(Your instructions):
Transcribe the data that follows precisely, omitting nothing.

(Information given):
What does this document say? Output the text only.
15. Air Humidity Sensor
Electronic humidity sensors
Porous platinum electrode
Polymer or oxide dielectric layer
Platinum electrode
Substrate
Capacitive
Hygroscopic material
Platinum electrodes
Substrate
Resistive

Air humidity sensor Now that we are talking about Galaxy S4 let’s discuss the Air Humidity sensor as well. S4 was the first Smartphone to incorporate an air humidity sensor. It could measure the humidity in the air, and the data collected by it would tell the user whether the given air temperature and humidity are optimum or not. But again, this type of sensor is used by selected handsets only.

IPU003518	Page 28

(The answer):
What does this document say? Output the text only.
15. Air Humidity Sensor
Electronic humidity sensors
Porous platinum electrode
Polymer or oxide dielectric layer
Platinum electrode
Substrate
Capacitive
Hygroscopic material
Platinum electrodes
Substrate
Resistive

Air humidity sensor Now that we are talking about Galaxy S4 let’s discuss the Air Humidity sensor as well. S4 was the first Smartphone to incorporate an air humidity sensor. It could measure the humidity in the air, and the data collected by it would tell the user whether the given air temperature and humidity are optimum or not. But again, this type of sensor is used by selected handsets only.

IPU003518	Page 28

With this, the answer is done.